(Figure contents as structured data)
:::::
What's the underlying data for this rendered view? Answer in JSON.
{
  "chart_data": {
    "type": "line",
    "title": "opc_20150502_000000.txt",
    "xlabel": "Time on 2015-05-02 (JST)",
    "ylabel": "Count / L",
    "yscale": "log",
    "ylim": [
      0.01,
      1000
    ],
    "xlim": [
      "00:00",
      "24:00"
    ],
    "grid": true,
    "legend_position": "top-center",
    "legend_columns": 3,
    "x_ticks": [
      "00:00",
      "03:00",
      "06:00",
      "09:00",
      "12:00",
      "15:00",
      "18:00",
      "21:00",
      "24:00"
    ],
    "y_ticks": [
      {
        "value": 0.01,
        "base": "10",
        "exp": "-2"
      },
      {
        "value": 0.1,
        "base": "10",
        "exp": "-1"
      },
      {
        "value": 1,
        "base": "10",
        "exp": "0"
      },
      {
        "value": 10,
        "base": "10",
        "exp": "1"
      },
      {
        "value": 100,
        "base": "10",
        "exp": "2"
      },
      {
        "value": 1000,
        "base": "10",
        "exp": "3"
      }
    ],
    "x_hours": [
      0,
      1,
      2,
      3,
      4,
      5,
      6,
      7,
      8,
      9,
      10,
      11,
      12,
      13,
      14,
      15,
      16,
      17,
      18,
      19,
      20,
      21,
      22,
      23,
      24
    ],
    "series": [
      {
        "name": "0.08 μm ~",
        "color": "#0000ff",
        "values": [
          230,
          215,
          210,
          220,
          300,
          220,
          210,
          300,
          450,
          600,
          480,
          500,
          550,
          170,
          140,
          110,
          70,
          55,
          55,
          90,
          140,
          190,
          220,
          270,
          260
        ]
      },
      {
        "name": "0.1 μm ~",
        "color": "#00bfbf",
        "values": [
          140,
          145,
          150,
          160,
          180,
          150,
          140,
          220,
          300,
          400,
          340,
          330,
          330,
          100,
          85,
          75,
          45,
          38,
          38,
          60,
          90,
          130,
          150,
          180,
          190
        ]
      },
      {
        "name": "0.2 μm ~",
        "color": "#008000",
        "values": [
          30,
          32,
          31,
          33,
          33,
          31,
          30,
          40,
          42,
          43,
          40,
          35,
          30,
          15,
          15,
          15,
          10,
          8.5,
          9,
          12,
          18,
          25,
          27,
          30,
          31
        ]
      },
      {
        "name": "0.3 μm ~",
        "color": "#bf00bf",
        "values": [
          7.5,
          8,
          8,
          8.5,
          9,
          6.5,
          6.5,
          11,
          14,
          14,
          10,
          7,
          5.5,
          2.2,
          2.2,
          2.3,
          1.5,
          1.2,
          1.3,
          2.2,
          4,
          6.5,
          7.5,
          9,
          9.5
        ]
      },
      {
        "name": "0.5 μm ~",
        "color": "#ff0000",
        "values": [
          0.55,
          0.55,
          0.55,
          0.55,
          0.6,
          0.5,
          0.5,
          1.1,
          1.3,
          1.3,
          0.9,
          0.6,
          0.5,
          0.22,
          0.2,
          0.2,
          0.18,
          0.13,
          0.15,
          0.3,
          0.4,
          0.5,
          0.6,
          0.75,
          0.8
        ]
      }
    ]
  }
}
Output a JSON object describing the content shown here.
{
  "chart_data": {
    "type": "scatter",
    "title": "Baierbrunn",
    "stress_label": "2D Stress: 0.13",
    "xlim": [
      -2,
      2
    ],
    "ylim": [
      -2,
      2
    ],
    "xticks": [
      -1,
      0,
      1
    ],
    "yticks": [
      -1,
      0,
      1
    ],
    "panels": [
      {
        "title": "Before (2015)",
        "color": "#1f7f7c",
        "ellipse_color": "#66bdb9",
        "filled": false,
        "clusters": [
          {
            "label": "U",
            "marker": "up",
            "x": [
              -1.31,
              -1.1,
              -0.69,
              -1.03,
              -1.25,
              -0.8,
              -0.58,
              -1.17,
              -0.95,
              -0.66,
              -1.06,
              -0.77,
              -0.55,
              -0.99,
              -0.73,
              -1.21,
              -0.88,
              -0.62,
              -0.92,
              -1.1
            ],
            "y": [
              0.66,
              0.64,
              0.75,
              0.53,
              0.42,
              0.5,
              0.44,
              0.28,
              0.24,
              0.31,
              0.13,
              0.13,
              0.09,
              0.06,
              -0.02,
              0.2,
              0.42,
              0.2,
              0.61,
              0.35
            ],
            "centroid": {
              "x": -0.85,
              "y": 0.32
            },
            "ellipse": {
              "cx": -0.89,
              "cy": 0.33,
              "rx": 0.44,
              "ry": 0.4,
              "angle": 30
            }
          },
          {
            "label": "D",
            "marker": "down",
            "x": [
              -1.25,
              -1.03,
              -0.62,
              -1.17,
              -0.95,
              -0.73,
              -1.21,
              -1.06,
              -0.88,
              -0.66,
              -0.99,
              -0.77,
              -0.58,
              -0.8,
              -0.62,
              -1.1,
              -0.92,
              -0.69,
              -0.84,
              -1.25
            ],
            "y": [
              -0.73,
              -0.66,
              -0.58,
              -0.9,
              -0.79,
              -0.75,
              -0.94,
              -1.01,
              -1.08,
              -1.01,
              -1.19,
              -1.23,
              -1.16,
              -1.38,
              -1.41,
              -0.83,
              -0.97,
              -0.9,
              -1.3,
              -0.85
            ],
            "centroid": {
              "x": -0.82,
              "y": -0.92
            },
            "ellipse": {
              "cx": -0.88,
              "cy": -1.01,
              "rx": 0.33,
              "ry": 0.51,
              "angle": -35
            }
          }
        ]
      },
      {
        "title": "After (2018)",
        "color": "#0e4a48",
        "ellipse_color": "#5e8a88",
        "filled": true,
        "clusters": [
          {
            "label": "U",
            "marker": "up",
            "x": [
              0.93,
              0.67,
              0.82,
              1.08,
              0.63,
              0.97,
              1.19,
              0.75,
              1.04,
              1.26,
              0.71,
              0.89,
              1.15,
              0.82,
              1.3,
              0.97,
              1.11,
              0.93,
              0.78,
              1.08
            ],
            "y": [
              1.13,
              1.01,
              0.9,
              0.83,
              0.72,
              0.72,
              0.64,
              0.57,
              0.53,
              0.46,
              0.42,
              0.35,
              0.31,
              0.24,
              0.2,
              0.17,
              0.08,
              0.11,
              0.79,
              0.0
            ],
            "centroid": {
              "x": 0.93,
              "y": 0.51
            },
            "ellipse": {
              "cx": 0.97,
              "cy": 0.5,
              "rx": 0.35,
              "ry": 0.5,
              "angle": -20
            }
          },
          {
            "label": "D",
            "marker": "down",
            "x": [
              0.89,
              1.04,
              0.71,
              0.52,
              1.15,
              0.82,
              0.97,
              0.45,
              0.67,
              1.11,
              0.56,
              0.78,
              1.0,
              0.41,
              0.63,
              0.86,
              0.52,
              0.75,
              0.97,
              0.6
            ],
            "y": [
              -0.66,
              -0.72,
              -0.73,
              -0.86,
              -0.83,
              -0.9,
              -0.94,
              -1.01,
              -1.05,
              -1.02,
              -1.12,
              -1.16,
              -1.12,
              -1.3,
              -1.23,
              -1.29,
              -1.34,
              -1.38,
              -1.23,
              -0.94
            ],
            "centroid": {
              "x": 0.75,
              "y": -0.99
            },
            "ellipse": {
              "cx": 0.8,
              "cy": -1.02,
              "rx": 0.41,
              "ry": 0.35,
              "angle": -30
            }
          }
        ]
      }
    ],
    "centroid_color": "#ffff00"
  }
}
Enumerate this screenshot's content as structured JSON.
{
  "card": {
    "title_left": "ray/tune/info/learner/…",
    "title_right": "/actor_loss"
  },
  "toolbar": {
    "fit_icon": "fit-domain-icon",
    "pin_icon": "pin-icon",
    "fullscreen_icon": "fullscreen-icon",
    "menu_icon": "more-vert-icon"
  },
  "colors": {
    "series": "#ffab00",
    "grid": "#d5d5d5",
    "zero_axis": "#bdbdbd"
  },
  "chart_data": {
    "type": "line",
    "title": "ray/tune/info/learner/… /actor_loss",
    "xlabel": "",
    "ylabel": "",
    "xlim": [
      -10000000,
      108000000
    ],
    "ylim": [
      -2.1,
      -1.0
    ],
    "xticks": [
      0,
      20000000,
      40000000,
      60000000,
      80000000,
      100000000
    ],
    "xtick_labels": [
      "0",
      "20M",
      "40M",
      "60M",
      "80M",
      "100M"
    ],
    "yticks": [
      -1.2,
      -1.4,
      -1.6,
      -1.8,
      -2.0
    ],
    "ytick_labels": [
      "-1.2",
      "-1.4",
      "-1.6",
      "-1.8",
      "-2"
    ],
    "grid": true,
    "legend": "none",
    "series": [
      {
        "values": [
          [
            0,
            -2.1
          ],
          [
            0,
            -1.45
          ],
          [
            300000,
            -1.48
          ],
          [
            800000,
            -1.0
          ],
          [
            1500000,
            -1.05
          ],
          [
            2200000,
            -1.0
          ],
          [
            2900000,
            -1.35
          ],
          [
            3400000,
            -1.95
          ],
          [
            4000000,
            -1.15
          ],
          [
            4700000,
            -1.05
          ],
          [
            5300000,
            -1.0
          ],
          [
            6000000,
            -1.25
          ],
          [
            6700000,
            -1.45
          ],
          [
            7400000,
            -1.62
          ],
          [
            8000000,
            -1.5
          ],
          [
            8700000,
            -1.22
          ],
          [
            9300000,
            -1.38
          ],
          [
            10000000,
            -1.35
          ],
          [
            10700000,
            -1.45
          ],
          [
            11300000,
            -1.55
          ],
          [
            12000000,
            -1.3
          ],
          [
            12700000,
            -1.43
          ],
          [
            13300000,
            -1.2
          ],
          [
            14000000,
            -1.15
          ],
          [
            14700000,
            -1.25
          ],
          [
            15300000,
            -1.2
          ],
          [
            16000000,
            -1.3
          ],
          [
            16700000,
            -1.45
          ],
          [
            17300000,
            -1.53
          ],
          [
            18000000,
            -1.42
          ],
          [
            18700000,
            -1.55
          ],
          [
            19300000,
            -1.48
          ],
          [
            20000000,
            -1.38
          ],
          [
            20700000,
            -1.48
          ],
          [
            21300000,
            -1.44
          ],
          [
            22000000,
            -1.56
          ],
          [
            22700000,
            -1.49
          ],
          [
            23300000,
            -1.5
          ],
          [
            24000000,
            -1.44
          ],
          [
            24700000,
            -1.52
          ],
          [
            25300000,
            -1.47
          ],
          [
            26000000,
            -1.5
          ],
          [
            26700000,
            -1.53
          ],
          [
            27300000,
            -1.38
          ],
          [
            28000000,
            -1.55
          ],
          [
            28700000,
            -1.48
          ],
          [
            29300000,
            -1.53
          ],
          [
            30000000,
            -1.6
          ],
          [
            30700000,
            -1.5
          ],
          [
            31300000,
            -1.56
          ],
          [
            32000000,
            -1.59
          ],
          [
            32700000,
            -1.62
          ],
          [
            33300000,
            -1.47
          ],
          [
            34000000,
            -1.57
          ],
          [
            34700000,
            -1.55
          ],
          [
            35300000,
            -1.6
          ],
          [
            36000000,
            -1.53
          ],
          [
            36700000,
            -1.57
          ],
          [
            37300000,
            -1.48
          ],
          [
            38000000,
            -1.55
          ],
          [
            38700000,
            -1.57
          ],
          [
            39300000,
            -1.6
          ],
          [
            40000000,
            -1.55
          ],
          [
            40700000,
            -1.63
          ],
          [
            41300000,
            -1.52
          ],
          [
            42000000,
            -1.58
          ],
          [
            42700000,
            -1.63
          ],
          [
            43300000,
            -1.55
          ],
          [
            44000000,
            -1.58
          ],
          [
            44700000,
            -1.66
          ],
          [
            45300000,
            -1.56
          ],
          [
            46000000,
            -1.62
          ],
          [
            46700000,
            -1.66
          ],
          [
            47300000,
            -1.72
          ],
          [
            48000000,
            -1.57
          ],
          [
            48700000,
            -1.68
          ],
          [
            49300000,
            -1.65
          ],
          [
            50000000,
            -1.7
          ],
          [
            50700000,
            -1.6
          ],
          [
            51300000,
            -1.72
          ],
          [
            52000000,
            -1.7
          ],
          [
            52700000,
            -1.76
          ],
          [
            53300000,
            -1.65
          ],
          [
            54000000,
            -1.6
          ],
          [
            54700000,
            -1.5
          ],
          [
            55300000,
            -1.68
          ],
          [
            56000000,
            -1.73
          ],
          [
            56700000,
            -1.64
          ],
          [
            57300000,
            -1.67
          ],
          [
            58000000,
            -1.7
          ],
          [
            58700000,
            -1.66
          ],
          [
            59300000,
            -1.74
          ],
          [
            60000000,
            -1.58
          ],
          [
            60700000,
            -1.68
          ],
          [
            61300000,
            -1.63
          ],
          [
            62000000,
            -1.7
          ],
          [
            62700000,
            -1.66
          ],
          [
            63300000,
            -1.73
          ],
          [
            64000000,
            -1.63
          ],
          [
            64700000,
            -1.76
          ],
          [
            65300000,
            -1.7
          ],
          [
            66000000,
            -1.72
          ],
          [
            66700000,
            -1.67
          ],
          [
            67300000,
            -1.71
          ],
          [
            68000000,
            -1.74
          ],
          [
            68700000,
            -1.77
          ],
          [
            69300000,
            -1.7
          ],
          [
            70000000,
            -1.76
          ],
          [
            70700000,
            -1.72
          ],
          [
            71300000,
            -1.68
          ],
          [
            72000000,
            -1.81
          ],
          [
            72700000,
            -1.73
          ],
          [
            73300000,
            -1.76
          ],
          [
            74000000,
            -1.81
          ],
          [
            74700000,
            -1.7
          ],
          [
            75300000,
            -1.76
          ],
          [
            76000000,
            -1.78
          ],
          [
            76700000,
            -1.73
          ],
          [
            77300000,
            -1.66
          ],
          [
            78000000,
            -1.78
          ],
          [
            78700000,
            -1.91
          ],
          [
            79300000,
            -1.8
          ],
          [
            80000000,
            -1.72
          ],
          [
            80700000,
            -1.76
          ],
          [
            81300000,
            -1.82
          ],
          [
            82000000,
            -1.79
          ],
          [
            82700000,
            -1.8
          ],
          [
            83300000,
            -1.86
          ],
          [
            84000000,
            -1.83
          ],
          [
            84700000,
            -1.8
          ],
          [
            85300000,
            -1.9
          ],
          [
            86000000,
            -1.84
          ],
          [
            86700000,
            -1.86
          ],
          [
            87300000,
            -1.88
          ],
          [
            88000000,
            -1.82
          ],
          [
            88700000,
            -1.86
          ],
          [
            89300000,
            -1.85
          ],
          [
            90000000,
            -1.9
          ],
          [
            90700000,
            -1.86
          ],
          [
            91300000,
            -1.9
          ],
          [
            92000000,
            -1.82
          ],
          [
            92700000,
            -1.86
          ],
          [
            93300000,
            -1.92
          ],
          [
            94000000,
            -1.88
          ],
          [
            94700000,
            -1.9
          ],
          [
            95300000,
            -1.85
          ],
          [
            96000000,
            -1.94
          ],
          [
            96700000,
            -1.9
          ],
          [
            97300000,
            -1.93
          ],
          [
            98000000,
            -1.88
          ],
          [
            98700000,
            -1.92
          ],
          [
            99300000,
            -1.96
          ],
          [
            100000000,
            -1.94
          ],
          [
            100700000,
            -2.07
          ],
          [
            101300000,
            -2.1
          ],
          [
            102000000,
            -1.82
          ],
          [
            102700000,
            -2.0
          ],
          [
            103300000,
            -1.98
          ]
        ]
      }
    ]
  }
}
:::::
*What is expected*.
Count how many lines above contain the word "learner". Reply with the number alone.

*Result for this exercise*.
2